• WHAT IS ASKED: Write out all the lines again, precisely as they stand, but without the images.

• PROVIDED RECORDS:
..........

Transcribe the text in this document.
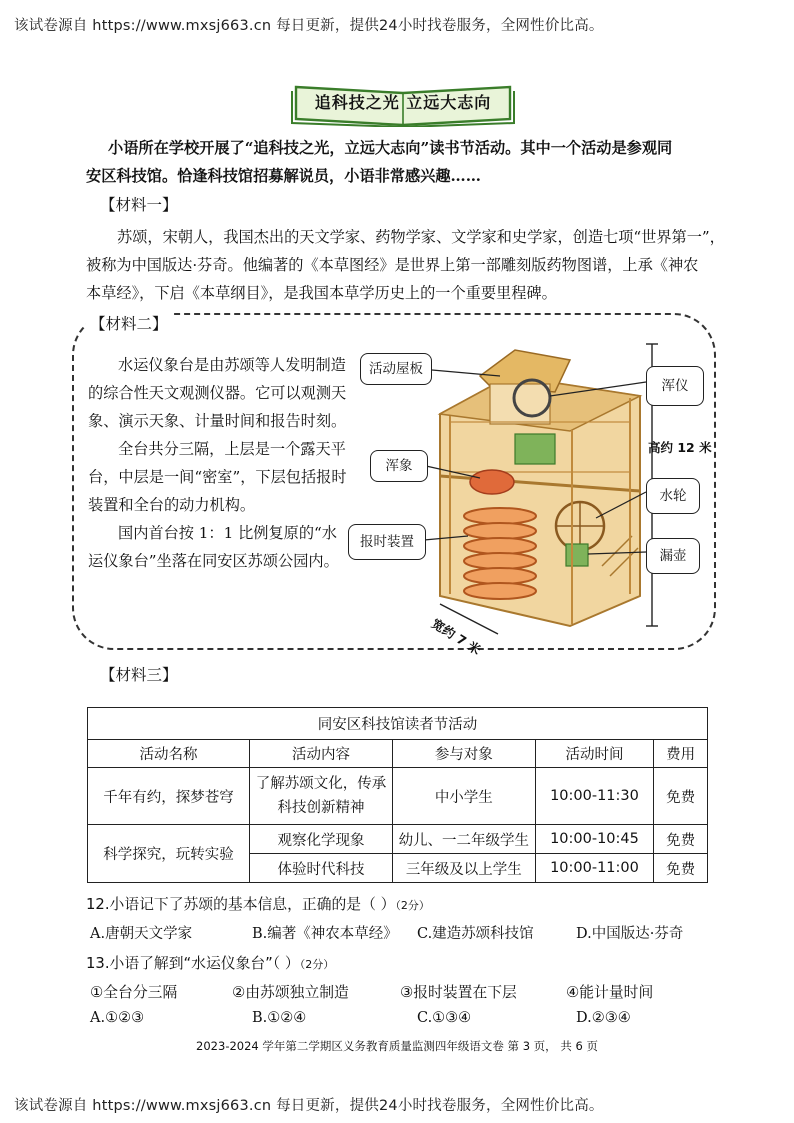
该试卷源自 https://www.mxsj663.cn 每日更新，提供24小时找卷服务，全网性价比高。
追科技之光 立远大志向
小语所在学校开展了“追科技之光，立远大志向”读书节活动。其中一个活动是参观同
安区科技馆。恰逢科技馆招募解说员，小语非常感兴趣……
【材料一】
苏颂，宋朝人，我国杰出的天文学家、药物学家、文学家和史学家，创造七项“世界第一”，
被称为中国版达·芬奇。他编著的《本草图经》是世界上第一部雕刻版药物图谱，上承《神农
本草经》，下启《本草纲目》，是我国本草学历史上的一个重要里程碑。
【材料二】

水运仪象台是由苏颂等人发明制造的综合性天文观测仪器。它可以观测天象、演示天象、计量时间和报告时刻。

全台共分三隔，上层是一个露天平台，中层是一间“密室”，下层包括报时装置和全台的动力机构。

国内首台按 1：1 比例复原的“水运仪象台”坐落在同安区苏颂公园内。

活动屋板
浑仪
浑象
水轮
报时装置
漏壶
高约 12 米
宽约 7 米
【材料三】
同安区科技馆读者节活动				
活动名称	活动内容	参与对象	活动时间	费用
千年有约，探梦苍穹	了解苏颂文化，传承科技创新精神	中小学生	10:00-11:30	免费
科学探究，玩转实验	观察化学现象	幼儿、一二年级学生	10:00-10:45	免费
	体验时代科技	三年级及以上学生	10:00-11:00	免费
12.小语记下了苏颂的基本信息，正确的是（ ）（2分）
A.唐朝天文学家	B.编著《神农本草经》 C.建造苏颂科技馆	D.中国版达·芬奇
13.小语了解到“水运仪象台”（ ）（2分）
①全台分三隔	②由苏颂独立制造	③报时装置在下层	④能计量时间
A.①②③	B.①②④	C.①③④	D.②③④
2023-2024 学年第二学期区义务教育质量监测四年级语文卷 第 3 页， 共 6 页
该试卷源自 https://www.mxsj663.cn 每日更新，提供24小时找卷服务，全网性价比高。
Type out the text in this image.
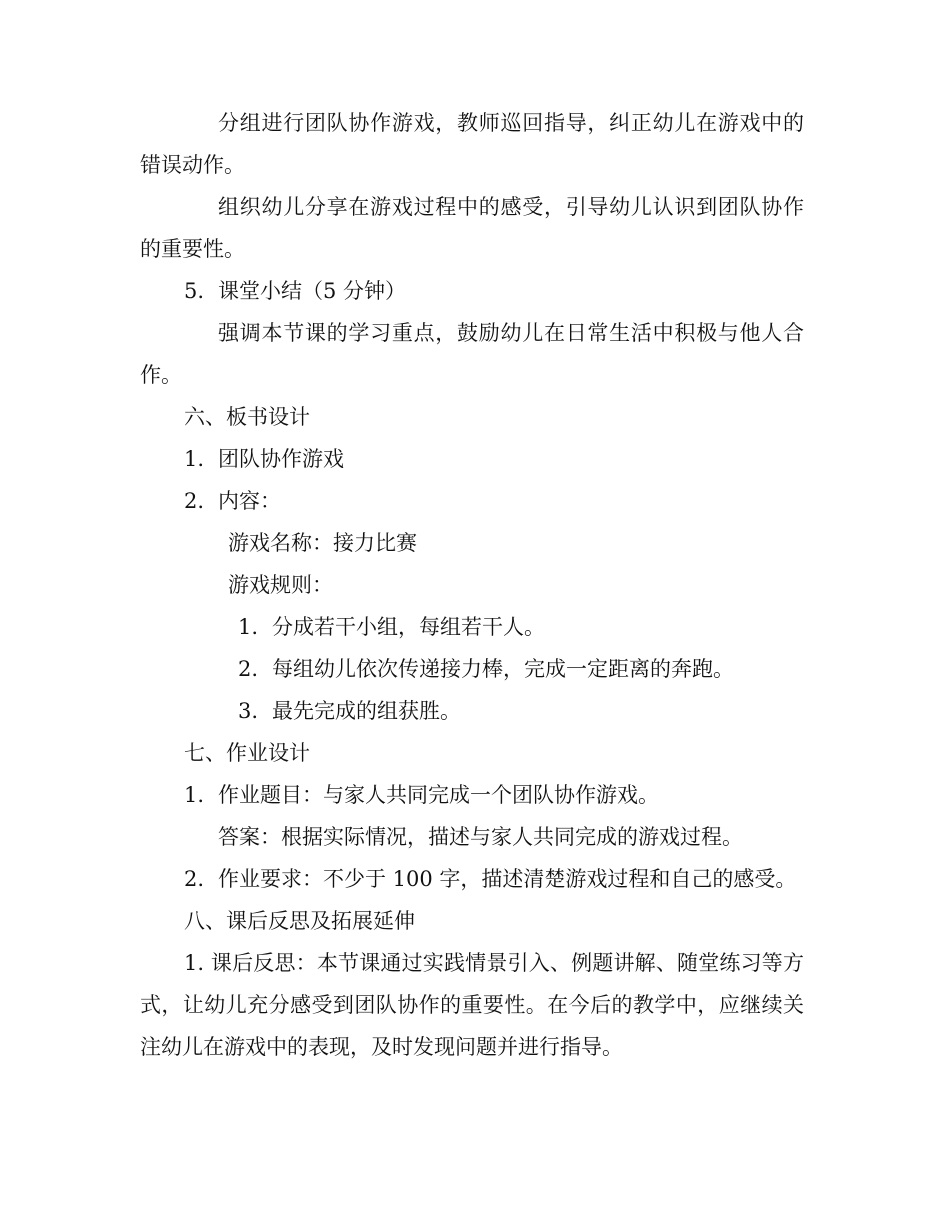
分组进行团队协作游戏，教师巡回指导，纠正幼儿在游戏中的错误动作。

组织幼儿分享在游戏过程中的感受，引导幼儿认识到团队协作的重要性。

5. 课堂小结（5 分钟）

强调本节课的学习重点，鼓励幼儿在日常生活中积极与他人合作。

六、板书设计
1. 团队协作游戏
2. 内容：
游戏名称：接力比赛
游戏规则：
1. 分成若干小组，每组若干人。
2. 每组幼儿依次传递接力棒，完成一定距离的奔跑。
3. 最先完成的组获胜。
七、作业设计
1. 作业题目：与家人共同完成一个团队协作游戏。
答案：根据实际情况，描述与家人共同完成的游戏过程。
2. 作业要求：不少于 100 字，描述清楚游戏过程和自己的感受。
八、课后反思及拓展延伸

1. 课后反思：本节课通过实践情景引入、例题讲解、随堂练习等方式，让幼儿充分感受到团队协作的重要性。在今后的教学中，应继续关注幼儿在游戏中的表现，及时发现问题并进行指导。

..........

• EXERCISE RESULT:
Transcribe the text in this document.
该试卷源自 https://www.mxsj663.cn 每日更新，提供24小时找卷服务，全网性价比高。
追科技之光 立远大志向
小语所在学校开展了“追科技之光，立远大志向”读书节活动。其中一个活动是参观同
安区科技馆。恰逢科技馆招募解说员，小语非常感兴趣……
【材料一】
苏颂，宋朝人，我国杰出的天文学家、药物学家、文学家和史学家，创造七项“世界第一”，
被称为中国版达·芬奇。他编著的《本草图经》是世界上第一部雕刻版药物图谱，上承《神农
本草经》，下启《本草纲目》，是我国本草学历史上的一个重要里程碑。
【材料二】

水运仪象台是由苏颂等人发明制造的综合性天文观测仪器。它可以观测天象、演示天象、计量时间和报告时刻。

全台共分三隔，上层是一个露天平台，中层是一间“密室”，下层包括报时装置和全台的动力机构。

国内首台按 1：1 比例复原的“水运仪象台”坐落在同安区苏颂公园内。

活动屋板
浑仪
浑象
水轮
报时装置
漏壶
高约 12 米
宽约 7 米
【材料三】
同安区科技馆读者节活动				
活动名称	活动内容	参与对象	活动时间	费用
千年有约，探梦苍穹	了解苏颂文化，传承科技创新精神	中小学生	10:00-11:30	免费
科学探究，玩转实验	观察化学现象	幼儿、一二年级学生	10:00-10:45	免费
	体验时代科技	三年级及以上学生	10:00-11:00	免费
12.小语记下了苏颂的基本信息，正确的是（ ）（2分）
A.唐朝天文学家	B.编著《神农本草经》 C.建造苏颂科技馆	D.中国版达·芬奇
13.小语了解到“水运仪象台”（ ）（2分）
①全台分三隔	②由苏颂独立制造	③报时装置在下层	④能计量时间
A.①②③	B.①②④	C.①③④	D.②③④
2023-2024 学年第二学期区义务教育质量监测四年级语文卷 第 3 页， 共 6 页
该试卷源自 https://www.mxsj663.cn 每日更新，提供24小时找卷服务，全网性价比高。
Type out the text in this image.
分组进行团队协作游戏，教师巡回指导，纠正幼儿在游戏中的错误动作。

组织幼儿分享在游戏过程中的感受，引导幼儿认识到团队协作的重要性。

5. 课堂小结（5 分钟）

强调本节课的学习重点，鼓励幼儿在日常生活中积极与他人合作。

六、板书设计
1. 团队协作游戏
2. 内容：
游戏名称：接力比赛
游戏规则：
1. 分成若干小组，每组若干人。
2. 每组幼儿依次传递接力棒，完成一定距离的奔跑。
3. 最先完成的组获胜。
七、作业设计
1. 作业题目：与家人共同完成一个团队协作游戏。
答案：根据实际情况，描述与家人共同完成的游戏过程。
2. 作业要求：不少于 100 字，描述清楚游戏过程和自己的感受。
八、课后反思及拓展延伸

1. 课后反思：本节课通过实践情景引入、例题讲解、随堂练习等方式，让幼儿充分感受到团队协作的重要性。在今后的教学中，应继续关注幼儿在游戏中的表现，及时发现问题并进行指导。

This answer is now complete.